**Written task**
Without the images, write out all of the following entries exactly.

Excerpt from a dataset
########
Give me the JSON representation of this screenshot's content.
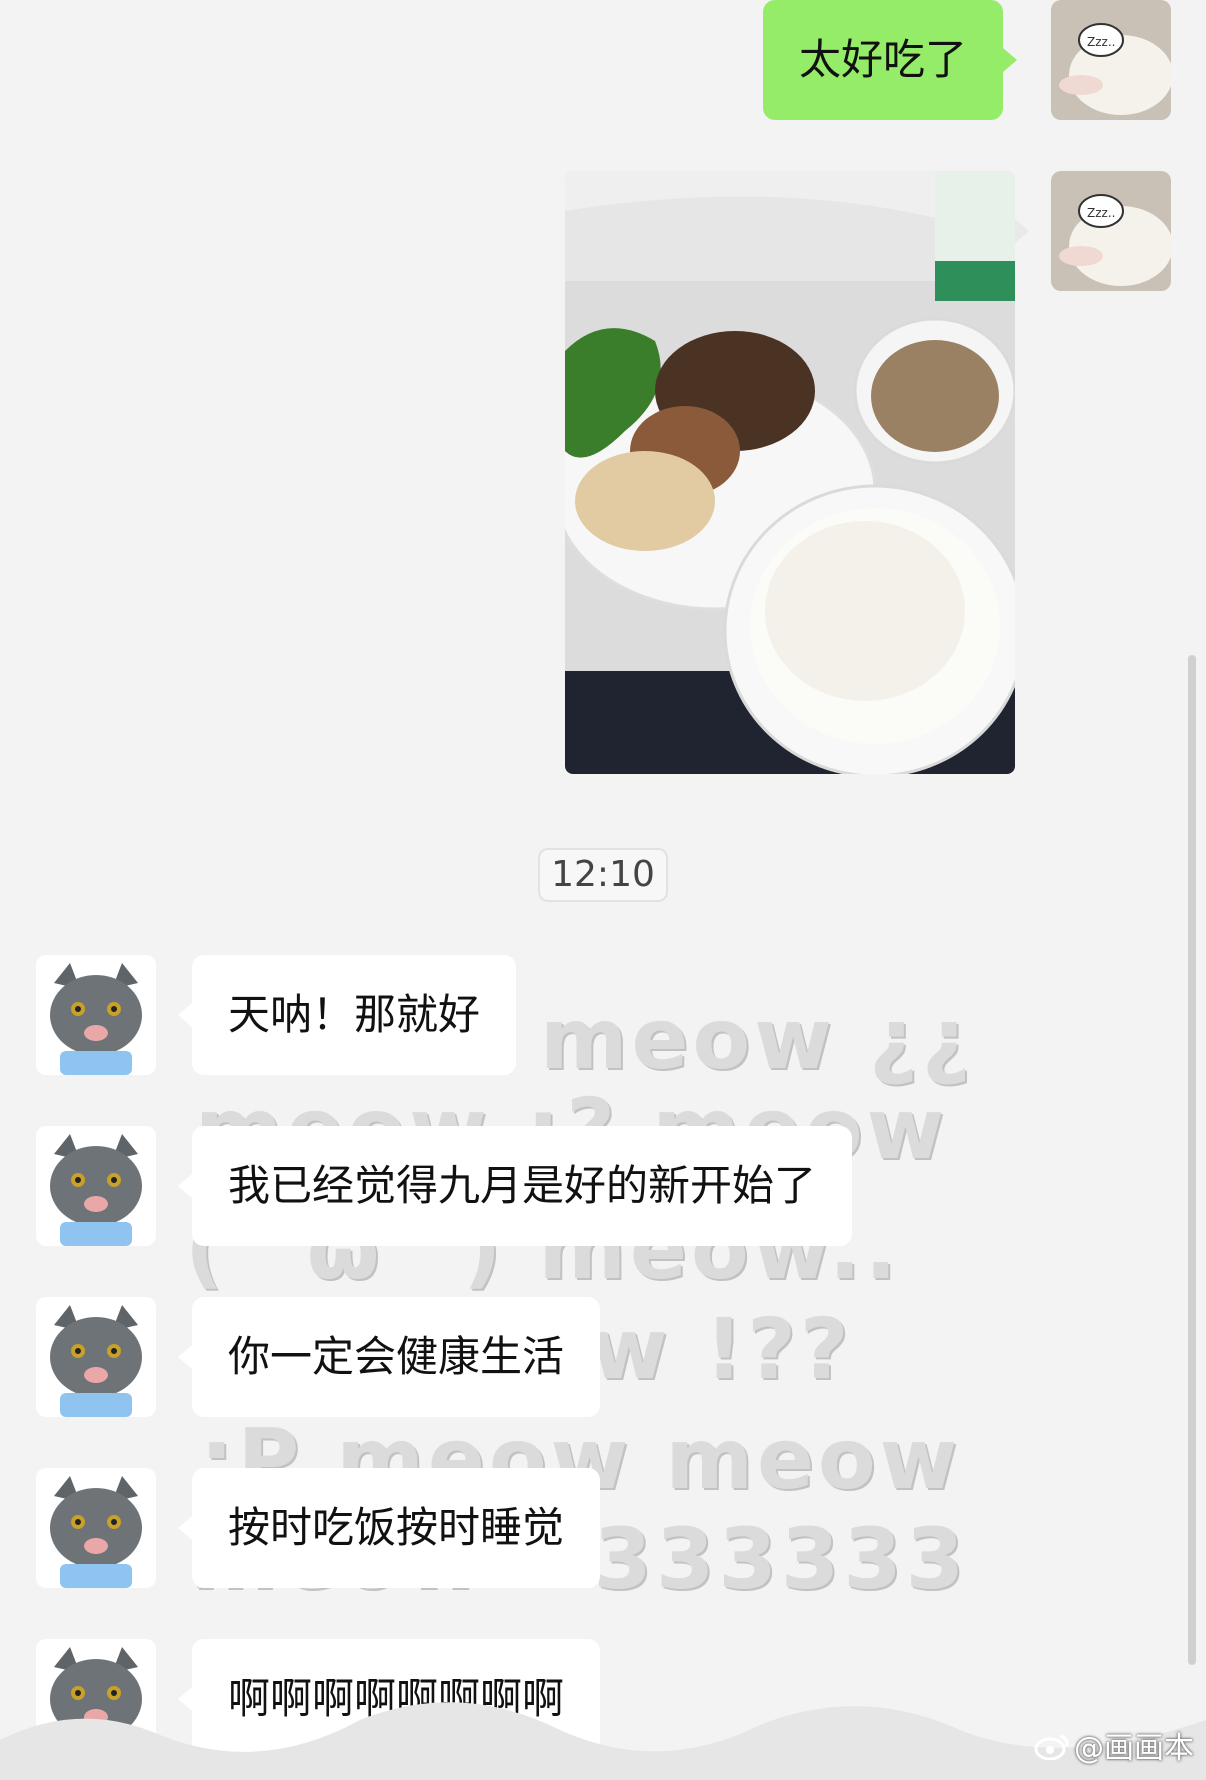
{
  "background_doodle": [
    "meow ¿¿",
    "meow ¡? meow",
    "( ´ω` )  meow..",
    "w      !??",
    ":P meow    meow",
    "meow  <333333"
  ],
  "messages": [
    {
      "side": "right",
      "type": "text",
      "text": "太好吃了",
      "avatar": "sleeping-bunny"
    },
    {
      "side": "right",
      "type": "image",
      "alt": "lunch-photo",
      "avatar": "sleeping-bunny"
    },
    {
      "type": "timestamp",
      "text": "12:10"
    },
    {
      "side": "left",
      "type": "text",
      "text": "天呐！那就好",
      "avatar": "grey-cat"
    },
    {
      "side": "left",
      "type": "text",
      "text": "我已经觉得九月是好的新开始了",
      "avatar": "grey-cat"
    },
    {
      "side": "left",
      "type": "text",
      "text": "你一定会健康生活",
      "avatar": "grey-cat"
    },
    {
      "side": "left",
      "type": "text",
      "text": "按时吃饭按时睡觉",
      "avatar": "grey-cat"
    },
    {
      "side": "left",
      "type": "text",
      "text": "啊啊啊啊啊啊啊啊",
      "avatar": "grey-cat"
    }
  ],
  "watermark": "@画画本",
  "colors": {
    "sent_bubble": "#95ec69",
    "received_bubble": "#ffffff",
    "background": "#f3f3f3"
  }
}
########
**Correct output**
Give me the JSON representation of this screenshot's content.
{
  "background_doodle": [
    "meow ¿¿",
    "meow ¡? meow",
    "( ´ω` )  meow..",
    "w      !??",
    ":P meow    meow",
    "meow  <333333"
  ],
  "messages": [
    {
      "side": "right",
      "type": "text",
      "text": "太好吃了",
      "avatar": "sleeping-bunny"
    },
    {
      "side": "right",
      "type": "image",
      "alt": "lunch-photo",
      "avatar": "sleeping-bunny"
    },
    {
      "type": "timestamp",
      "text": "12:10"
    },
    {
      "side": "left",
      "type": "text",
      "text": "天呐！那就好",
      "avatar": "grey-cat"
    },
    {
      "side": "left",
      "type": "text",
      "text": "我已经觉得九月是好的新开始了",
      "avatar": "grey-cat"
    },
    {
      "side": "left",
      "type": "text",
      "text": "你一定会健康生活",
      "avatar": "grey-cat"
    },
    {
      "side": "left",
      "type": "text",
      "text": "按时吃饭按时睡觉",
      "avatar": "grey-cat"
    },
    {
      "side": "left",
      "type": "text",
      "text": "啊啊啊啊啊啊啊啊",
      "avatar": "grey-cat"
    }
  ],
  "watermark": "@画画本",
  "colors": {
    "sent_bubble": "#95ec69",
    "received_bubble": "#ffffff",
    "background": "#f3f3f3"
  }
}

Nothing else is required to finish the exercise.